--- Materials provided ---

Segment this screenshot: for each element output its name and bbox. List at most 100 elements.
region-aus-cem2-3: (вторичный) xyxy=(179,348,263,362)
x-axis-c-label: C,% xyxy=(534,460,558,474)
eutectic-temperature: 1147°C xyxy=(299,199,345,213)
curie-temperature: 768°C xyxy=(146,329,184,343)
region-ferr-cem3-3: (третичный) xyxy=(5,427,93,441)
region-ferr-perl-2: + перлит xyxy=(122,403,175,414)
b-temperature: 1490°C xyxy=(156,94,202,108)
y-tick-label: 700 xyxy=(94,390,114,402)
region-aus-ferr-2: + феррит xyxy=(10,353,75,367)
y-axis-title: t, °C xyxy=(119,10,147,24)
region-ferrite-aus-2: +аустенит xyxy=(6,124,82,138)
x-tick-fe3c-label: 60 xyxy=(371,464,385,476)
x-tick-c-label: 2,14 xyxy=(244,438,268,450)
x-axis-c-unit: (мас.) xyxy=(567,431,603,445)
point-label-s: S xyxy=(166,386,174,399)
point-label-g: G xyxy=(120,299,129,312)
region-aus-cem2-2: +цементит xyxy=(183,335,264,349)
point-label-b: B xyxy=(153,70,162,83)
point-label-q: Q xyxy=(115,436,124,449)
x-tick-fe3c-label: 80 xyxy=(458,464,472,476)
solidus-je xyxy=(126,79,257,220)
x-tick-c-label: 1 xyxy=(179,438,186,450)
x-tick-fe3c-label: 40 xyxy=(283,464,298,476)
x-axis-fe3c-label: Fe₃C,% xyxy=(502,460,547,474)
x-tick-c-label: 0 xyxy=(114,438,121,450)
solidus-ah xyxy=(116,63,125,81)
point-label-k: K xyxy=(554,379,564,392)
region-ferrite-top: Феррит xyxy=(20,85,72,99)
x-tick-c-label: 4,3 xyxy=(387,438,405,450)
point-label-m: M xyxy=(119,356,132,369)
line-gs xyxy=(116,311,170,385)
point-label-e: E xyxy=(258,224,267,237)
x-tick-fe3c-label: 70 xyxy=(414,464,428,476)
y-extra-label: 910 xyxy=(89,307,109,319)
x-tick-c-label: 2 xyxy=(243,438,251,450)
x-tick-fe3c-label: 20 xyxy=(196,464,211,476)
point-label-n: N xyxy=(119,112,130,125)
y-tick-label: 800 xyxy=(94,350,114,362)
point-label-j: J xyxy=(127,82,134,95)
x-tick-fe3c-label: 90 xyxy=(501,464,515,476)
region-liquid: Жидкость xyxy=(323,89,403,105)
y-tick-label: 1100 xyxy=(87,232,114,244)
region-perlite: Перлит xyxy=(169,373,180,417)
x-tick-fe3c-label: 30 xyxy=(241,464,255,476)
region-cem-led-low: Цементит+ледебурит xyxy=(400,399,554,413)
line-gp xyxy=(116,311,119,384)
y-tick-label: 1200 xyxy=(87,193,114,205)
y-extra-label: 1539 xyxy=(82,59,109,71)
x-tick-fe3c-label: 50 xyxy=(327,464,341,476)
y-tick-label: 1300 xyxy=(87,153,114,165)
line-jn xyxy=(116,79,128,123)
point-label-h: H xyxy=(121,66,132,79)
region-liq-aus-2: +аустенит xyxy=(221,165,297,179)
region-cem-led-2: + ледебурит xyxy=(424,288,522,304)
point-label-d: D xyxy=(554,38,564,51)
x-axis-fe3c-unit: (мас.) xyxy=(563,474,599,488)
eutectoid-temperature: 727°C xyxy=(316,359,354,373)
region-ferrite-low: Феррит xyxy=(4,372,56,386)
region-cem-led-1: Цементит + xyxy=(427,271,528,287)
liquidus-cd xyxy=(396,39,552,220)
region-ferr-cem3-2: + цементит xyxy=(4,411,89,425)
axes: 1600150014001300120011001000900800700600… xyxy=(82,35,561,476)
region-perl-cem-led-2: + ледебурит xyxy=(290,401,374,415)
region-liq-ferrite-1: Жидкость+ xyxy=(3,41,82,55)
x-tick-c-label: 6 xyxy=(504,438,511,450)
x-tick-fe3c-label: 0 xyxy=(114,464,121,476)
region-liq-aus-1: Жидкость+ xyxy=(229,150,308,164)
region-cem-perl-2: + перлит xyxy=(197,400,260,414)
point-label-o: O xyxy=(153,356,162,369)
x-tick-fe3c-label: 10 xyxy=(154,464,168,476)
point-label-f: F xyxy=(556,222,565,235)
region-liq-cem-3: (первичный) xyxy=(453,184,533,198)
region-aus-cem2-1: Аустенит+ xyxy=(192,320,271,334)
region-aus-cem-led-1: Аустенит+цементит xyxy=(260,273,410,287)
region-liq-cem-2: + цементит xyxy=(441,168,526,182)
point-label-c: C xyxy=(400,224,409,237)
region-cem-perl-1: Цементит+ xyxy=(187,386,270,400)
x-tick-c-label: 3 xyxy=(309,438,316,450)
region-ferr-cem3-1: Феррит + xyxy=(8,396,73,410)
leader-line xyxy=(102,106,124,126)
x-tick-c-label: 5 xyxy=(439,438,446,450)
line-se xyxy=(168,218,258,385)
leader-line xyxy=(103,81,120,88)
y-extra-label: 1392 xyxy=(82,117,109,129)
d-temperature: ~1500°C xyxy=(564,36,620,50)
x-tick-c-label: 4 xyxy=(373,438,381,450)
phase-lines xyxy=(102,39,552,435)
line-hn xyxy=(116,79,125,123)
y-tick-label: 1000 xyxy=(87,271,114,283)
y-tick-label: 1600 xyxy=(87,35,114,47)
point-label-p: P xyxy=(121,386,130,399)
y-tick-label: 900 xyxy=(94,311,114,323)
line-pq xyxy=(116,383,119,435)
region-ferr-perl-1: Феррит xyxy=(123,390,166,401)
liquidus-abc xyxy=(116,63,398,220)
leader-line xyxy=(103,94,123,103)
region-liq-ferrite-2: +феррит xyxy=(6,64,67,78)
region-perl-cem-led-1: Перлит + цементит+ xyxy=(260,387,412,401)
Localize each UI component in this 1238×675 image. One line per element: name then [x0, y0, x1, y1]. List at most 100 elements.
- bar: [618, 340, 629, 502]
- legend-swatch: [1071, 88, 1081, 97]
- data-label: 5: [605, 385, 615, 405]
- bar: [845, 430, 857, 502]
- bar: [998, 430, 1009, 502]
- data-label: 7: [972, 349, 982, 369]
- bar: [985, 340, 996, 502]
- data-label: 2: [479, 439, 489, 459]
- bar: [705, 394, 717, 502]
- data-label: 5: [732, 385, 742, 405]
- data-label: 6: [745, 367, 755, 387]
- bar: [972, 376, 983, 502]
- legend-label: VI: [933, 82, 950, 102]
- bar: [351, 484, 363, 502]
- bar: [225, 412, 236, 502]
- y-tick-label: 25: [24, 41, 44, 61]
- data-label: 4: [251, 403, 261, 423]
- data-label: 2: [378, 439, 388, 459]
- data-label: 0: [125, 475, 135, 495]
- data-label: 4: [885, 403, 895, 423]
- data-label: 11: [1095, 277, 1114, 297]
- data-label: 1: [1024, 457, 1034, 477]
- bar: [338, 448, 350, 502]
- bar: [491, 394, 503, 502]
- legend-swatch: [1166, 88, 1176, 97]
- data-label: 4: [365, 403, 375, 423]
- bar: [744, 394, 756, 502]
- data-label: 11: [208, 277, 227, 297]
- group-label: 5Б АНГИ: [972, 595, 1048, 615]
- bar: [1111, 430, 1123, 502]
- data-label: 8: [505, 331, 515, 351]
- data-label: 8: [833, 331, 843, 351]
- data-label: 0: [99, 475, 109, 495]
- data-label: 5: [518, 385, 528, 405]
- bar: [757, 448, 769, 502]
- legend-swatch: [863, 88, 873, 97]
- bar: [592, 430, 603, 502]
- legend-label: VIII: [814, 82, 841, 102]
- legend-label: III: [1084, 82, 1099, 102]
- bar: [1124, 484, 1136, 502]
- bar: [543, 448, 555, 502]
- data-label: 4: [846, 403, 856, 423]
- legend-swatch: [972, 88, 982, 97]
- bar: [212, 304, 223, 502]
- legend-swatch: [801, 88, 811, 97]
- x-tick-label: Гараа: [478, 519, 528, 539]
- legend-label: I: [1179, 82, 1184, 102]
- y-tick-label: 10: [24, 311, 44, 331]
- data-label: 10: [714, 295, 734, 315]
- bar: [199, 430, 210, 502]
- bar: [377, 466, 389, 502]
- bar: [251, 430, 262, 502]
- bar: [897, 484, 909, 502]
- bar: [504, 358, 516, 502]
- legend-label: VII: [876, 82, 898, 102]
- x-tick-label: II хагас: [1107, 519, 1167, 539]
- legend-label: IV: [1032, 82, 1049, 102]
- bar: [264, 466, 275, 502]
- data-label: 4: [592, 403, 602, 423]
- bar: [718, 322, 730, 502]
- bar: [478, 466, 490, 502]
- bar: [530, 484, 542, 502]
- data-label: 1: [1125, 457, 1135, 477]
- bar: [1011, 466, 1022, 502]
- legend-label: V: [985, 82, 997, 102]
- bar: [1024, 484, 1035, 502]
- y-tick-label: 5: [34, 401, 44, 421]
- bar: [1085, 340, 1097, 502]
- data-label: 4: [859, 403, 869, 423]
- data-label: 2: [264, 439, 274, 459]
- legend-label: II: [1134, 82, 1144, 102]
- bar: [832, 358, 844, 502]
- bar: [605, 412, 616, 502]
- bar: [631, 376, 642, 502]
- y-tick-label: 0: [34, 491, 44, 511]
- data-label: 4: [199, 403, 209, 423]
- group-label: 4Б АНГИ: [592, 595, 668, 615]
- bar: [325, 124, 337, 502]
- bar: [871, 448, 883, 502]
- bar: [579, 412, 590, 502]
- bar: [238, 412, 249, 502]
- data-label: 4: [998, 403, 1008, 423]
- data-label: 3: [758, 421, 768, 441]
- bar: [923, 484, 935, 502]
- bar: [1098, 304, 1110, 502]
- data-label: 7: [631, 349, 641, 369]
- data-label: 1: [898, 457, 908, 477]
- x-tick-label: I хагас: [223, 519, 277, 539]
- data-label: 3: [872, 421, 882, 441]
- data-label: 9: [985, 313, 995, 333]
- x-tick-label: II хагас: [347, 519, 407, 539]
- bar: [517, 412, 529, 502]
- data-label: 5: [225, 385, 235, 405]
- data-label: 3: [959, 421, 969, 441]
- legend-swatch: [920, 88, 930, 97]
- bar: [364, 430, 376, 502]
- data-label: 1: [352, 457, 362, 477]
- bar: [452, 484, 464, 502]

---

Can you give the data as a JSON list of strings, one string per line with blank lines omitted, starting at the first line and ending at the line containing "b-temperature: 1490°C xyxy=(156,94,202,108)", with both of those lines included?

[
  "Segment this screenshot: for each element output its name and bbox. List at most 100 elements.",
  "region-aus-cem2-3: (вторичный) xyxy=(179,348,263,362)",
  "x-axis-c-label: C,% xyxy=(534,460,558,474)",
  "eutectic-temperature: 1147°C xyxy=(299,199,345,213)",
  "curie-temperature: 768°C xyxy=(146,329,184,343)",
  "region-ferr-cem3-3: (третичный) xyxy=(5,427,93,441)",
  "region-ferr-perl-2: + перлит xyxy=(122,403,175,414)",
  "b-temperature: 1490°C xyxy=(156,94,202,108)"
]